Requirements:
Below is a set of records; restate each one word for word.

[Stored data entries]
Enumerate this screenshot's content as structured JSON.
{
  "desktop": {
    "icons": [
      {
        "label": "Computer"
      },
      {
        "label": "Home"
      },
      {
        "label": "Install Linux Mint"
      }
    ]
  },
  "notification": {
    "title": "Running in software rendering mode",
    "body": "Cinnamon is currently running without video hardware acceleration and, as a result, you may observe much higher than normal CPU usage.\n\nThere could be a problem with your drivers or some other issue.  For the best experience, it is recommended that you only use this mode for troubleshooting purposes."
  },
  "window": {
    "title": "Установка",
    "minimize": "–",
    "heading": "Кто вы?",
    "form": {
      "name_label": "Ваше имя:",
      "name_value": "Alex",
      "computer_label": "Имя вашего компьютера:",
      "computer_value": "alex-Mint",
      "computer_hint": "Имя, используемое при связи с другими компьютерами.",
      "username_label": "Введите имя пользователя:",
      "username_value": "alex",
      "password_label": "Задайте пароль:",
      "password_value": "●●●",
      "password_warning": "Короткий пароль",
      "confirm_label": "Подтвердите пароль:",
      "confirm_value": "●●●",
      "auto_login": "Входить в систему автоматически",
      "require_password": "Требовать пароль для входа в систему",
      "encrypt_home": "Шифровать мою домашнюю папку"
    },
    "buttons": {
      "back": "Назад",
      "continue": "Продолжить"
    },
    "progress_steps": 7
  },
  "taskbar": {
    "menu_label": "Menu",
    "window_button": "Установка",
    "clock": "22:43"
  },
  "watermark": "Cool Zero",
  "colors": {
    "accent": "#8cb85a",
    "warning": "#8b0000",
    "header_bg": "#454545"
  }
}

Answer for this exercise:
Enumerate this screenshot's content as structured JSON.
{
  "desktop": {
    "icons": [
      {
        "label": "Computer"
      },
      {
        "label": "Home"
      },
      {
        "label": "Install Linux Mint"
      }
    ]
  },
  "notification": {
    "title": "Running in software rendering mode",
    "body": "Cinnamon is currently running without video hardware acceleration and, as a result, you may observe much higher than normal CPU usage.\n\nThere could be a problem with your drivers or some other issue.  For the best experience, it is recommended that you only use this mode for troubleshooting purposes."
  },
  "window": {
    "title": "Установка",
    "minimize": "–",
    "heading": "Кто вы?",
    "form": {
      "name_label": "Ваше имя:",
      "name_value": "Alex",
      "computer_label": "Имя вашего компьютера:",
      "computer_value": "alex-Mint",
      "computer_hint": "Имя, используемое при связи с другими компьютерами.",
      "username_label": "Введите имя пользователя:",
      "username_value": "alex",
      "password_label": "Задайте пароль:",
      "password_value": "●●●",
      "password_warning": "Короткий пароль",
      "confirm_label": "Подтвердите пароль:",
      "confirm_value": "●●●",
      "auto_login": "Входить в систему автоматически",
      "require_password": "Требовать пароль для входа в систему",
      "encrypt_home": "Шифровать мою домашнюю папку"
    },
    "buttons": {
      "back": "Назад",
      "continue": "Продолжить"
    },
    "progress_steps": 7
  },
  "taskbar": {
    "menu_label": "Menu",
    "window_button": "Установка",
    "clock": "22:43"
  },
  "watermark": "Cool Zero",
  "colors": {
    "accent": "#8cb85a",
    "warning": "#8b0000",
    "header_bg": "#454545"
  }
}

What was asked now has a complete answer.